## [TASK DETAILS]
Set down, in full, every record in the block.

**** SUPPLIED DATA

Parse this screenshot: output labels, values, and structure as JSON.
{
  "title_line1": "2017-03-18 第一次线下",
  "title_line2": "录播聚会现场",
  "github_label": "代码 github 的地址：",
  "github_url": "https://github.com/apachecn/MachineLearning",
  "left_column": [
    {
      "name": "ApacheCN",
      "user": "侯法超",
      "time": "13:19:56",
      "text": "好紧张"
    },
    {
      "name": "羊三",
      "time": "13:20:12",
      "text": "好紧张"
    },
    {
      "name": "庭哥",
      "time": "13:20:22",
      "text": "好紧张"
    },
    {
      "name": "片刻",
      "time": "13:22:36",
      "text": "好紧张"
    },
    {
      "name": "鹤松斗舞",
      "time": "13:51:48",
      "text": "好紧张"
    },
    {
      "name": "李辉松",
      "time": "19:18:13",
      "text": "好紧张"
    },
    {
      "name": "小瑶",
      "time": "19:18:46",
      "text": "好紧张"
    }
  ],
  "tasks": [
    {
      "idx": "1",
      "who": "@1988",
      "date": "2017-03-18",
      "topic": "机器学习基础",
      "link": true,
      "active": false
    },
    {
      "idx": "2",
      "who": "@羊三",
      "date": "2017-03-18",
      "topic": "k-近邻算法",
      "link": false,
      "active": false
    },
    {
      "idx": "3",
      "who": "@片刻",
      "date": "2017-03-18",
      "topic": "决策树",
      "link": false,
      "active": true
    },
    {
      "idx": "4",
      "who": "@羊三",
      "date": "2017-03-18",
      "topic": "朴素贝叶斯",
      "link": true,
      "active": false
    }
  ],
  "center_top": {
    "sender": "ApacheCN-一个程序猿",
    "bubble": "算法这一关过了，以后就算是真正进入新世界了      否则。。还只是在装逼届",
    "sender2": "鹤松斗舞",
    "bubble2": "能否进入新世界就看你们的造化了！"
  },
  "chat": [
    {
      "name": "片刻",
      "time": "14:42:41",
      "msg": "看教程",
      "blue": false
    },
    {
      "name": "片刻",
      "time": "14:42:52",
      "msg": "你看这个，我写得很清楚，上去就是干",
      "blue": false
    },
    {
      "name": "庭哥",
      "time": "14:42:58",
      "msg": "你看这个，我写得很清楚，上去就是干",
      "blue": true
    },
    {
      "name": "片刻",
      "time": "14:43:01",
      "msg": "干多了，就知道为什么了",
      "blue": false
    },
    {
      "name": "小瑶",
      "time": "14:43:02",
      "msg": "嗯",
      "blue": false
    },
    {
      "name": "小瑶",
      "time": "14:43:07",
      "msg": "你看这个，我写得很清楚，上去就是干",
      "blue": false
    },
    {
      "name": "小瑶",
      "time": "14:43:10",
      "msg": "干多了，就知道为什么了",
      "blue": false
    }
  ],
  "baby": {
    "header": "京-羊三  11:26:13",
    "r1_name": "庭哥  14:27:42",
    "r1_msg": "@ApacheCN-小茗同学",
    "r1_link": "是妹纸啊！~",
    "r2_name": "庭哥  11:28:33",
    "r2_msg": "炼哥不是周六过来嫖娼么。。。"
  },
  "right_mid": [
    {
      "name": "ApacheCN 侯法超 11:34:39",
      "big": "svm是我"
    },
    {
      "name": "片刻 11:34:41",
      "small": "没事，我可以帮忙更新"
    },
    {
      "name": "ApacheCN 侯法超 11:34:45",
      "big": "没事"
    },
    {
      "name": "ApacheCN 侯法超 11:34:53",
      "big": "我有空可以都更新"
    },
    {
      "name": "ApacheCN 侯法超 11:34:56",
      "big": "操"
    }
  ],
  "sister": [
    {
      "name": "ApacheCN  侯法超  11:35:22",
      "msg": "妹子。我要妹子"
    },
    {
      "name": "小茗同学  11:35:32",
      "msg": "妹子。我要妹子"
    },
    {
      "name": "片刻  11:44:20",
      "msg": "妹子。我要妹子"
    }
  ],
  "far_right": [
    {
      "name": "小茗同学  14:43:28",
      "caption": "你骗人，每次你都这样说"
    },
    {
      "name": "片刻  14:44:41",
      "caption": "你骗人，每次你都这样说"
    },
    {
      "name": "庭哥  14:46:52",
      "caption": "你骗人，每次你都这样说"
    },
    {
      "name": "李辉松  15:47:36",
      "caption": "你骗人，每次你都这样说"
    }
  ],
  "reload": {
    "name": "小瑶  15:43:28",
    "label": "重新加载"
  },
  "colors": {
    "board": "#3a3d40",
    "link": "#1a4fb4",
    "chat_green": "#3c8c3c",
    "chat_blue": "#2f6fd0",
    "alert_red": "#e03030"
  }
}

********

## [WORKED ANSWER]
Parse this screenshot: output labels, values, and structure as JSON.
{
  "title_line1": "2017-03-18 第一次线下",
  "title_line2": "录播聚会现场",
  "github_label": "代码 github 的地址：",
  "github_url": "https://github.com/apachecn/MachineLearning",
  "left_column": [
    {
      "name": "ApacheCN",
      "user": "侯法超",
      "time": "13:19:56",
      "text": "好紧张"
    },
    {
      "name": "羊三",
      "time": "13:20:12",
      "text": "好紧张"
    },
    {
      "name": "庭哥",
      "time": "13:20:22",
      "text": "好紧张"
    },
    {
      "name": "片刻",
      "time": "13:22:36",
      "text": "好紧张"
    },
    {
      "name": "鹤松斗舞",
      "time": "13:51:48",
      "text": "好紧张"
    },
    {
      "name": "李辉松",
      "time": "19:18:13",
      "text": "好紧张"
    },
    {
      "name": "小瑶",
      "time": "19:18:46",
      "text": "好紧张"
    }
  ],
  "tasks": [
    {
      "idx": "1",
      "who": "@1988",
      "date": "2017-03-18",
      "topic": "机器学习基础",
      "link": true,
      "active": false
    },
    {
      "idx": "2",
      "who": "@羊三",
      "date": "2017-03-18",
      "topic": "k-近邻算法",
      "link": false,
      "active": false
    },
    {
      "idx": "3",
      "who": "@片刻",
      "date": "2017-03-18",
      "topic": "决策树",
      "link": false,
      "active": true
    },
    {
      "idx": "4",
      "who": "@羊三",
      "date": "2017-03-18",
      "topic": "朴素贝叶斯",
      "link": true,
      "active": false
    }
  ],
  "center_top": {
    "sender": "ApacheCN-一个程序猿",
    "bubble": "算法这一关过了，以后就算是真正进入新世界了      否则。。还只是在装逼届",
    "sender2": "鹤松斗舞",
    "bubble2": "能否进入新世界就看你们的造化了！"
  },
  "chat": [
    {
      "name": "片刻",
      "time": "14:42:41",
      "msg": "看教程",
      "blue": false
    },
    {
      "name": "片刻",
      "time": "14:42:52",
      "msg": "你看这个，我写得很清楚，上去就是干",
      "blue": false
    },
    {
      "name": "庭哥",
      "time": "14:42:58",
      "msg": "你看这个，我写得很清楚，上去就是干",
      "blue": true
    },
    {
      "name": "片刻",
      "time": "14:43:01",
      "msg": "干多了，就知道为什么了",
      "blue": false
    },
    {
      "name": "小瑶",
      "time": "14:43:02",
      "msg": "嗯",
      "blue": false
    },
    {
      "name": "小瑶",
      "time": "14:43:07",
      "msg": "你看这个，我写得很清楚，上去就是干",
      "blue": false
    },
    {
      "name": "小瑶",
      "time": "14:43:10",
      "msg": "干多了，就知道为什么了",
      "blue": false
    }
  ],
  "baby": {
    "header": "京-羊三  11:26:13",
    "r1_name": "庭哥  14:27:42",
    "r1_msg": "@ApacheCN-小茗同学",
    "r1_link": "是妹纸啊！~",
    "r2_name": "庭哥  11:28:33",
    "r2_msg": "炼哥不是周六过来嫖娼么。。。"
  },
  "right_mid": [
    {
      "name": "ApacheCN 侯法超 11:34:39",
      "big": "svm是我"
    },
    {
      "name": "片刻 11:34:41",
      "small": "没事，我可以帮忙更新"
    },
    {
      "name": "ApacheCN 侯法超 11:34:45",
      "big": "没事"
    },
    {
      "name": "ApacheCN 侯法超 11:34:53",
      "big": "我有空可以都更新"
    },
    {
      "name": "ApacheCN 侯法超 11:34:56",
      "big": "操"
    }
  ],
  "sister": [
    {
      "name": "ApacheCN  侯法超  11:35:22",
      "msg": "妹子。我要妹子"
    },
    {
      "name": "小茗同学  11:35:32",
      "msg": "妹子。我要妹子"
    },
    {
      "name": "片刻  11:44:20",
      "msg": "妹子。我要妹子"
    }
  ],
  "far_right": [
    {
      "name": "小茗同学  14:43:28",
      "caption": "你骗人，每次你都这样说"
    },
    {
      "name": "片刻  14:44:41",
      "caption": "你骗人，每次你都这样说"
    },
    {
      "name": "庭哥  14:46:52",
      "caption": "你骗人，每次你都这样说"
    },
    {
      "name": "李辉松  15:47:36",
      "caption": "你骗人，每次你都这样说"
    }
  ],
  "reload": {
    "name": "小瑶  15:43:28",
    "label": "重新加载"
  },
  "colors": {
    "board": "#3a3d40",
    "link": "#1a4fb4",
    "chat_green": "#3c8c3c",
    "chat_blue": "#2f6fd0",
    "alert_red": "#e03030"
  }
}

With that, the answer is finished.